[Text section Boundary: Start]
Say What? 1.1 Billion Teens Face Possible Hearing Loss

photo courtesy of hearinglosspill.com

photo courtesy of hearinglosspill.com

Have you ever heard a loud sound and afterward your ears are ringing for a while? After a few seconds the ringing may be gone and your ears appear to be fine. But what really happened after that loud noise?

“Sixteen percent of 12-to-19-year-olds have documented thresholds that are elevated due to the exposure to these loud sounds,” said Dr. Michi Diller, an audiologist in Omaha-Council Bluffs, according to www.radioiowa.com. “We’re definitely seeing more teens with hearing loss but we also are trying to focus on educating our patients about the importance of noise protection and preventing noise-induced hearing loss.”

According to the World Health Organization, approximately 1.1 billion teenagers and young adults face the risk of hearing loss “due to exposure to unsafe levels of sound,” as reported by medicalnewstoday.com.

If anyone asks you to turn down your music while you’re wearing your earbuds, you are most likely endangering your hearing, according to www.cnn.com.

Keep the volume on your TV, radio, phone, earbuds, or headphones as low as possible. If loud tools and machinery are in use, then wearing ear protection should be a necessity. This also applies to using a lawnmowers, power drills, or other loud appliances.

Noise levels should not exceed 85 dB, which is the equivalent to a passing diesel truck. Try to reduce the noise, or wear ear protection, reported www.hear-the-world.com.

Just by listening to music at what seems like a normal level, like loud bars, nightclubs, and participating in sporting events, you can easily damage your hearing, reported www.cnn.com. And once you hearing is gone, it won’t come back.
[Text section Boundary: End]
[Listed records Boundary: Start]
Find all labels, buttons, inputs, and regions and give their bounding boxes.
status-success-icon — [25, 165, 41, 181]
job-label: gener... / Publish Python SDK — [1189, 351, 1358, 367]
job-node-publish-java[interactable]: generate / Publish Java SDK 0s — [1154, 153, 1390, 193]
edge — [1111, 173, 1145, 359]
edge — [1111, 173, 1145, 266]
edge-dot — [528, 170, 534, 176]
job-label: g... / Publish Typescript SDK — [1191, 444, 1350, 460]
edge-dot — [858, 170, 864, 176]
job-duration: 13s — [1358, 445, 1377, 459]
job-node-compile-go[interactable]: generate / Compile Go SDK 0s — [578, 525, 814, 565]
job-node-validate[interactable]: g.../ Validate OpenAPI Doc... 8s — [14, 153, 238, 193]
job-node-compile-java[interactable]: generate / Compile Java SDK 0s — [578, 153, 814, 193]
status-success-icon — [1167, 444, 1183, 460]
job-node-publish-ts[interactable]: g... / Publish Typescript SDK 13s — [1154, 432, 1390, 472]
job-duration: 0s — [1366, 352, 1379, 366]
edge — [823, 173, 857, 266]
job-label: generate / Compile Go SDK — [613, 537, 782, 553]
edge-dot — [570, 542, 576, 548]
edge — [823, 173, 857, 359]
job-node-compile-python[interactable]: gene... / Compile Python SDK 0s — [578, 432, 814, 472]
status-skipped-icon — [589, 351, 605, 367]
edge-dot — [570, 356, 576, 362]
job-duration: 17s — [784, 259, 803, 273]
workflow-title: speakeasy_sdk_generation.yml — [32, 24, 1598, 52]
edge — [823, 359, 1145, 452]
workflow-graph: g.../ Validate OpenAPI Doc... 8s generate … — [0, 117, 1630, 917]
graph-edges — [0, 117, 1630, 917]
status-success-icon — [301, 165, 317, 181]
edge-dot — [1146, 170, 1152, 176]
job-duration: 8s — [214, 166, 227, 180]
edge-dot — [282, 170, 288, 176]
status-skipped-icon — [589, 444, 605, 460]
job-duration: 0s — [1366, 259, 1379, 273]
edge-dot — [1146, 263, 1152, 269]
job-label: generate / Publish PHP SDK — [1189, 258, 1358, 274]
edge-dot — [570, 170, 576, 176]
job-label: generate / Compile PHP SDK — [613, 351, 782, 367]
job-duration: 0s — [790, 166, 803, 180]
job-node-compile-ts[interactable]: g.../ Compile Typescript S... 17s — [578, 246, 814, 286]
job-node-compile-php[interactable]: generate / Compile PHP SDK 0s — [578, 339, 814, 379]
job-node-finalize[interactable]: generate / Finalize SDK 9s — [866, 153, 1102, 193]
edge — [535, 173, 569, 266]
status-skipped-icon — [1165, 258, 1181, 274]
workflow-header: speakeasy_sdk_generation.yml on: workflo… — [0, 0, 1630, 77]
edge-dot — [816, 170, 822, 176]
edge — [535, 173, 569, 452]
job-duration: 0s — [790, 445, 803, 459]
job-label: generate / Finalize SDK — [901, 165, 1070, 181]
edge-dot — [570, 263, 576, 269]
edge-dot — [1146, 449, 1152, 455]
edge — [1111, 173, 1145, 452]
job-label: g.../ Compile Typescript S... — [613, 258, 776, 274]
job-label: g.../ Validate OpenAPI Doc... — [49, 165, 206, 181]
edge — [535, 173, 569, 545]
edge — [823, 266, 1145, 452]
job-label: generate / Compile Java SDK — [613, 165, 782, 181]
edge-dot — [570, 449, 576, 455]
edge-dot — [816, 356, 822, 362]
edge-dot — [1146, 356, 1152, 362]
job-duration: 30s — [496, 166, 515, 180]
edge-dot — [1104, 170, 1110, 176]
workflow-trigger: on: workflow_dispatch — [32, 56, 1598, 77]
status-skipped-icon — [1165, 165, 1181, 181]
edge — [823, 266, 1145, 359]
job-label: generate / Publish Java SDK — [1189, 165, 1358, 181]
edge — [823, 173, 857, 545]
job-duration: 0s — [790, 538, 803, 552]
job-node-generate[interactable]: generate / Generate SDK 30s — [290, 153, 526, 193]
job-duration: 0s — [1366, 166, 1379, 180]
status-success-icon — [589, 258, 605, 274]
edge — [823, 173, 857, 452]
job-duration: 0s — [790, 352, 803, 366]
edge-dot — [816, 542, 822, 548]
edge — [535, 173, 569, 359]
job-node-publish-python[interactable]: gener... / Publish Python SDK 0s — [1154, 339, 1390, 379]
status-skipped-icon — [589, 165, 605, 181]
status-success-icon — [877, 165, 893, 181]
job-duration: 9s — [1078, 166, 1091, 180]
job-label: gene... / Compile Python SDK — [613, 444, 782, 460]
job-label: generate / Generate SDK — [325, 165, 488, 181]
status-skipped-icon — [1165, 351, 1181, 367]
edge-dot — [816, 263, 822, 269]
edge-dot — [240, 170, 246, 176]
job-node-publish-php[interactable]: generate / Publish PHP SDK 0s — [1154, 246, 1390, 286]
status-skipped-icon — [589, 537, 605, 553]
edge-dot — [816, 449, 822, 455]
[Listed records Boundary: End]
**What to work on**
(1) Shorten the paragraph of the teen hearing loss article that begins "Keep the volume on your TV" into a brief list that keeps its main facts.
(2) Retype the part of the teen hearing loss article starting with "Say What? 1.1" and going on through "that loud noise?".
(3) Continue the article on teen hearing loss from where it stops.
These rows come from a different source than the article.

**Answers for the exercise**
(1)
- Keep the volume on TVs, radios, phones, earbuds, and headphones as low as possible.
- Wear ear protection when loud tools or machinery are in use.
- This also applies to lawnmowers, power drills, and other loud appliances.

(2)
Say What? 1.1 Billion Teens Face Possible Hearing Loss

photo courtesy of hearinglosspill.com

photo courtesy of hearinglosspill.com

Have you ever heard a loud sound and afterward your ears are ringing for a while? After a few seconds the ringing may be gone and your ears appear to be fine. But what really happened after that loud noise?

(3)
Rapper Plan B understands why pre cautioning is so important. He suffers from tinnitus, a type of hearing loss that causes permanent ringing in the ears, according to www.cnn.com.

“When I first developed it, I thought it was trains rushing by my house as I live near a railway line. It was really loud and an extremely high pitched ringing in my ears. I now have to wear special earplugs when I go to bed to help stop my ears from ringing,” commented Plan B, on actionhearingloss.org.

Inside the cochlea, or the snail- like part of the inner ear, there are thousands of tiny hair cells, according to www.dangerousdecibels.org. Each of these hair cells have a stereocilia sticking up out of the top it. Sound makes the stereocilia rock back and forth. If the noise levels rise too much, the stereocilia can become broken.

“We’re not anywhere close to regrowing hair cells, which is what (makes up) the structures are in your inner ear that are damaged due to noise exposure,” Diller said to www.radioiowa.com. “We’re not at the point at which people can say, ‘Yeah, I can listen to loud music because I’ll be able to take a pill later on and regrow those hair cells.’ We certainly want to just work on prevention.”